━━ DATA SHOWN ━━

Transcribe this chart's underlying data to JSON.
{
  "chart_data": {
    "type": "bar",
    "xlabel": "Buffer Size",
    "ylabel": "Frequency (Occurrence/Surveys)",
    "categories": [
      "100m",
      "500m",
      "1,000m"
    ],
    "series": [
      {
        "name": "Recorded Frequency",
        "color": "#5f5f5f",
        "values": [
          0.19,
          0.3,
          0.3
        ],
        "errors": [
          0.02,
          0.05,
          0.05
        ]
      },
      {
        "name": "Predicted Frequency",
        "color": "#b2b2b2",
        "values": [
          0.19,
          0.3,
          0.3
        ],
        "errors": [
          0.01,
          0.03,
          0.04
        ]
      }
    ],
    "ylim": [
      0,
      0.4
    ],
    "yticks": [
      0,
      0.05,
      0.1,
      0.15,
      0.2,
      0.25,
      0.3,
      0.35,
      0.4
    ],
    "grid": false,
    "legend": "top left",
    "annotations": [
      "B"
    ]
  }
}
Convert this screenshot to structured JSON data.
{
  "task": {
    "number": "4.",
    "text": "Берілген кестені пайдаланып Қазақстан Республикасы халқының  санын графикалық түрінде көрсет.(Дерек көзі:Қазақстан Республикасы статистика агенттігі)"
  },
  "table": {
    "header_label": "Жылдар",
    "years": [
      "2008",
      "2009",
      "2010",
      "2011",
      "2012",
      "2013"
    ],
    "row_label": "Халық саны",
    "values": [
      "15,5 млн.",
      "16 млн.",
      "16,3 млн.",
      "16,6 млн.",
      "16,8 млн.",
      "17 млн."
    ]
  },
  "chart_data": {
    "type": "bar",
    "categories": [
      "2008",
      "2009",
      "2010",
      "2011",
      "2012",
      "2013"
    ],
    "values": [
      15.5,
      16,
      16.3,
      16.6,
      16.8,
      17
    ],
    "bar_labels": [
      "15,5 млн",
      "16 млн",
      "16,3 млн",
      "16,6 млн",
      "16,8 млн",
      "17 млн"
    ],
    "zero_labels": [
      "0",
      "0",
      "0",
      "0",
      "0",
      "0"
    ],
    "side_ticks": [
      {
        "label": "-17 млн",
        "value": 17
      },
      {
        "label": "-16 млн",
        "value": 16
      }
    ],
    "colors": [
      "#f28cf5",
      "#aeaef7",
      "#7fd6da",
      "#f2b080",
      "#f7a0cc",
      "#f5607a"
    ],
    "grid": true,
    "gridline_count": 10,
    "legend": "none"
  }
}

━━━

Copy each line exactly, from the line containing "Convert this screenshot" down to the last line of the material, and no other lines.

Convert this screenshot to structured JSON data.
{
  "task": {
    "number": "4.",
    "text": "Берілген кестені пайдаланып Қазақстан Республикасы халқының  санын графикалық түрінде көрсет.(Дерек көзі:Қазақстан Республикасы статистика агенттігі)"
  },
  "table": {
    "header_label": "Жылдар",
    "years": [
      "2008",
      "2009",
      "2010",
      "2011",
      "2012",
      "2013"
    ],
    "row_label": "Халық саны",
    "values": [
      "15,5 млн.",
      "16 млн.",
      "16,3 млн.",
      "16,6 млн.",
      "16,8 млн.",
      "17 млн."
    ]
  },
  "chart_data": {
    "type": "bar",
    "categories": [
      "2008",
      "2009",
      "2010",
      "2011",
      "2012",
      "2013"
    ],
    "values": [
      15.5,
      16,
      16.3,
      16.6,
      16.8,
      17
    ],
    "bar_labels": [
      "15,5 млн",
      "16 млн",
      "16,3 млн",
      "16,6 млн",
      "16,8 млн",
      "17 млн"
    ],
    "zero_labels": [
      "0",
      "0",
      "0",
      "0",
      "0",
      "0"
    ],
    "side_ticks": [
      {
        "label": "-17 млн",
        "value": 17
      },
      {
        "label": "-16 млн",
        "value": 16
      }
    ],
    "colors": [
      "#f28cf5",
      "#aeaef7",
      "#7fd6da",
      "#f2b080",
      "#f7a0cc",
      "#f5607a"
    ],
    "grid": true,
    "gridline_count": 10,
    "legend": "none"
  }
}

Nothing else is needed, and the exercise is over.